▶ [WHAT THIS TASK INVOLVES] Search the records for "ETANG". Copy every line where it appears.

▶ [DATASET ENTRIES]

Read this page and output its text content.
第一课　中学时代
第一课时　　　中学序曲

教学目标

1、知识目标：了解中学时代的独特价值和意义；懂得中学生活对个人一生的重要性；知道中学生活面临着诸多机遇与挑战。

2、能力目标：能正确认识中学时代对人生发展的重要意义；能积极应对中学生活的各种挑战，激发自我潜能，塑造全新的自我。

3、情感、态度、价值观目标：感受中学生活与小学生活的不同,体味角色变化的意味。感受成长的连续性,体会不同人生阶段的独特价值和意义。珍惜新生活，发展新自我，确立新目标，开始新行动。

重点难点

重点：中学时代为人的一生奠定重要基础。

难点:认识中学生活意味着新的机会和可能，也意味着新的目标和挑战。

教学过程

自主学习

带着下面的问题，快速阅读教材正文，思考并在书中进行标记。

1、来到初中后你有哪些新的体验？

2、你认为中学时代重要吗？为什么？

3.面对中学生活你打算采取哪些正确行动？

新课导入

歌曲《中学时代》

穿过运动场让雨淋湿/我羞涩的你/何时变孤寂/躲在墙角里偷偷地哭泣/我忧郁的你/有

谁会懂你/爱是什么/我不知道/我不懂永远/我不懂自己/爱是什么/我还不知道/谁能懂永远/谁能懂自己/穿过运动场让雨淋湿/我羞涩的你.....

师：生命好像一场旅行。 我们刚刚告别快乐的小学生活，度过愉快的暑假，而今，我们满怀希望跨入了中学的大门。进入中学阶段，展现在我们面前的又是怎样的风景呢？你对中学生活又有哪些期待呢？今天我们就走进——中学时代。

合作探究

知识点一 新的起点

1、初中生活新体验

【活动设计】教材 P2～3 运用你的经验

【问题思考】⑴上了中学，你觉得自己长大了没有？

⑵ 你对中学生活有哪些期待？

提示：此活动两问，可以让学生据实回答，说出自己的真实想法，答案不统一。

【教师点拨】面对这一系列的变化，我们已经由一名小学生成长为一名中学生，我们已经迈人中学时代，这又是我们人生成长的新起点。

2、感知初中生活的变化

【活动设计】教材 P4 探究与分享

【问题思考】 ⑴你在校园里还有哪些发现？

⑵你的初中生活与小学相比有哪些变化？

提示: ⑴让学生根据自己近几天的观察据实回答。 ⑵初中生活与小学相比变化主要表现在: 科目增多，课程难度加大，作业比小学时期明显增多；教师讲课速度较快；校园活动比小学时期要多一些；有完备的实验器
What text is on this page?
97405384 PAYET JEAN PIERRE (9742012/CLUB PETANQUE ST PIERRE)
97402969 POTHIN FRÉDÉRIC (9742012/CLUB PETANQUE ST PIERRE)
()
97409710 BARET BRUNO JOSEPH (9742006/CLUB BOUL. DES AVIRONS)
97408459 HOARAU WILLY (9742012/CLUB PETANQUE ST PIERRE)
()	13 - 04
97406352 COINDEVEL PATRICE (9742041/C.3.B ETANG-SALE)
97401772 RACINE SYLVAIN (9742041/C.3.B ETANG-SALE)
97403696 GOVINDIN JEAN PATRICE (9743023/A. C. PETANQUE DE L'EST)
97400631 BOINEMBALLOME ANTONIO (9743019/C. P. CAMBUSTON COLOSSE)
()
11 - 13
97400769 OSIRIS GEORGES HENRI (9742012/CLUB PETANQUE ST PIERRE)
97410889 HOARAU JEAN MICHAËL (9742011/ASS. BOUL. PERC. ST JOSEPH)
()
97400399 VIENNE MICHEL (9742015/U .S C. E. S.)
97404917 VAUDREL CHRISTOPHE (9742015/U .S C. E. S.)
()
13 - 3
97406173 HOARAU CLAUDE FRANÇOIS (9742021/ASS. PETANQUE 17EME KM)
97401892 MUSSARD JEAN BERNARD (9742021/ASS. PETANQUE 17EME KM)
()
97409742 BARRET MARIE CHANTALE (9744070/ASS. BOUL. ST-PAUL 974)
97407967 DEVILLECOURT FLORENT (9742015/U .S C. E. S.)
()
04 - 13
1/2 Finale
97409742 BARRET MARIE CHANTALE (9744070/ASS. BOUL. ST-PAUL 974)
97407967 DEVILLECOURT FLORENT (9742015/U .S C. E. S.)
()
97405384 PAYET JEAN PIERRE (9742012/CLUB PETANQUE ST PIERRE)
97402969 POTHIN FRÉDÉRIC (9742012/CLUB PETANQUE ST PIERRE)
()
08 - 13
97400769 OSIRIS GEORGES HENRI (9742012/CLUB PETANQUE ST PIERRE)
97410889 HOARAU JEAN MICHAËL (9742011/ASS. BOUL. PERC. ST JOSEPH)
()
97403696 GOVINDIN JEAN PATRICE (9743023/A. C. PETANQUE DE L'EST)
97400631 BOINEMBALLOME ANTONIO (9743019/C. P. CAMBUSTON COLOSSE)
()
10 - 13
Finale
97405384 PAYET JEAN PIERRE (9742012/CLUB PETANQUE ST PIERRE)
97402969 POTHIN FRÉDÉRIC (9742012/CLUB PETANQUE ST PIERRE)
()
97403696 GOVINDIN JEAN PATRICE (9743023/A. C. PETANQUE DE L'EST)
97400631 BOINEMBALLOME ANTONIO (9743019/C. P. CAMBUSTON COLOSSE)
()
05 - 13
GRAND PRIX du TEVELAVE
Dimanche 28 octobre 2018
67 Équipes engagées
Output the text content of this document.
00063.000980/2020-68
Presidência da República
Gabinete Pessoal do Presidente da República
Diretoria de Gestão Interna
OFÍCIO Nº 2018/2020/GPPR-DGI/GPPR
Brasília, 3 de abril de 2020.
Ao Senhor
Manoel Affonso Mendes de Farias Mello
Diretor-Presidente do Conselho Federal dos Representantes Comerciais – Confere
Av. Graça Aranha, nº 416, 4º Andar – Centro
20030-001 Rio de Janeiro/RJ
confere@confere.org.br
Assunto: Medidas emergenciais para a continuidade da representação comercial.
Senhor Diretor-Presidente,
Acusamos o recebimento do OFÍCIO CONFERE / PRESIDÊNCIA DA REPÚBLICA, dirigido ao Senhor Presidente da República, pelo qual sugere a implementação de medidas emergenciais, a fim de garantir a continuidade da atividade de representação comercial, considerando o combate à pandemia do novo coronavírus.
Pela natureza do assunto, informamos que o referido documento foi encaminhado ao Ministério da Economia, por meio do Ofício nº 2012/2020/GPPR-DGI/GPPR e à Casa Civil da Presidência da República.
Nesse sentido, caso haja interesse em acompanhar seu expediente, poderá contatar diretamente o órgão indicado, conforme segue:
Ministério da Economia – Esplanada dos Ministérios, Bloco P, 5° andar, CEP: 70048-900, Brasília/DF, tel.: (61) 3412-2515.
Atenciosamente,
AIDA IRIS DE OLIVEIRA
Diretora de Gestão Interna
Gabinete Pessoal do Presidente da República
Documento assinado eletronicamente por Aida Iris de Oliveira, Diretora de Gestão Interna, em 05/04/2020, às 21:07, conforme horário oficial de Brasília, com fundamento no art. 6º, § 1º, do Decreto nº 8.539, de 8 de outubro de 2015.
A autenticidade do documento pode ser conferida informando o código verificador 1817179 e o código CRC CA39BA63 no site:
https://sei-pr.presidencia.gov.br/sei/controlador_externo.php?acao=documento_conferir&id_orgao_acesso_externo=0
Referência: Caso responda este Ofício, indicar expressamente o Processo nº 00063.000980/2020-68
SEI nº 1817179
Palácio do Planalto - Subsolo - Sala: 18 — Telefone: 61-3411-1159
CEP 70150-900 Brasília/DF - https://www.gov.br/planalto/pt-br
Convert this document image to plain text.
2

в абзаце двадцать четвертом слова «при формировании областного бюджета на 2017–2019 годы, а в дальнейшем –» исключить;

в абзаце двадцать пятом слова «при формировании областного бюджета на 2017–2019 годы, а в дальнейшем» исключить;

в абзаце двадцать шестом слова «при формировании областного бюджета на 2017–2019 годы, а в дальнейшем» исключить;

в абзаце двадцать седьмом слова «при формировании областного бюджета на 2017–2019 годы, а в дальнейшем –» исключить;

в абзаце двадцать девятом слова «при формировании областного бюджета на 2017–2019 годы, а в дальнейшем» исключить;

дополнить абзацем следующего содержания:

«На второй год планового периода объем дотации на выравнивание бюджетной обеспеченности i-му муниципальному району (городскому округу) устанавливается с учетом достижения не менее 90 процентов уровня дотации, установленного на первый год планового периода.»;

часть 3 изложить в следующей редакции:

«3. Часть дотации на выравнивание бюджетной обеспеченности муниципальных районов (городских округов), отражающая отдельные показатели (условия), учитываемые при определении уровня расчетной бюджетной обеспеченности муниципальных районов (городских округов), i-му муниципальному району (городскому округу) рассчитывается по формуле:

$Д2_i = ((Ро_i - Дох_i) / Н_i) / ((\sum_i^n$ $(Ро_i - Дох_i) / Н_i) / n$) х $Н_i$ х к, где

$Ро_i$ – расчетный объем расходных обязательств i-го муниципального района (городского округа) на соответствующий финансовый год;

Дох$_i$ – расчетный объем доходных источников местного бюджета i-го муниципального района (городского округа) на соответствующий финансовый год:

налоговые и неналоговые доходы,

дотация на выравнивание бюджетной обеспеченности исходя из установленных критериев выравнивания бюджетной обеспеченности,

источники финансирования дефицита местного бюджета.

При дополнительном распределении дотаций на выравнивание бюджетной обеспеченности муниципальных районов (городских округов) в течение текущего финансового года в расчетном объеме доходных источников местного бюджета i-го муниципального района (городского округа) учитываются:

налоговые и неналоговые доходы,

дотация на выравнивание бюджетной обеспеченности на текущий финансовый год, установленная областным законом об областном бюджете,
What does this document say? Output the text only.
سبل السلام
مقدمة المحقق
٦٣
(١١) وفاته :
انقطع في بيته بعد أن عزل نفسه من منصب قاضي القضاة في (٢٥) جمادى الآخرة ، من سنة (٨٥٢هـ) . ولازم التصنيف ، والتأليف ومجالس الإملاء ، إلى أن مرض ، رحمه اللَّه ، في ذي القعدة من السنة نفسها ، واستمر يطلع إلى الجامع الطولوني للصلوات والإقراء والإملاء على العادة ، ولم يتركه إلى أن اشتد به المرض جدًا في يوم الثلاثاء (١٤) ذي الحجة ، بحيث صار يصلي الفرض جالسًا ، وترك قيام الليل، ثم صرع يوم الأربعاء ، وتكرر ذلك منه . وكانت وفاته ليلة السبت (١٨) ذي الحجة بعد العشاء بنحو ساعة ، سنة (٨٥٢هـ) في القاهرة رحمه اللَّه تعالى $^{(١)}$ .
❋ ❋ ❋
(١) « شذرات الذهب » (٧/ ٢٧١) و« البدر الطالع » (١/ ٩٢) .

▶ [FINAL ANSWER]
97406352 COINDEVEL PATRICE (9742041/C.3.B ETANG-SALE)
97401772 RACINE SYLVAIN (9742041/C.3.B ETANG-SALE)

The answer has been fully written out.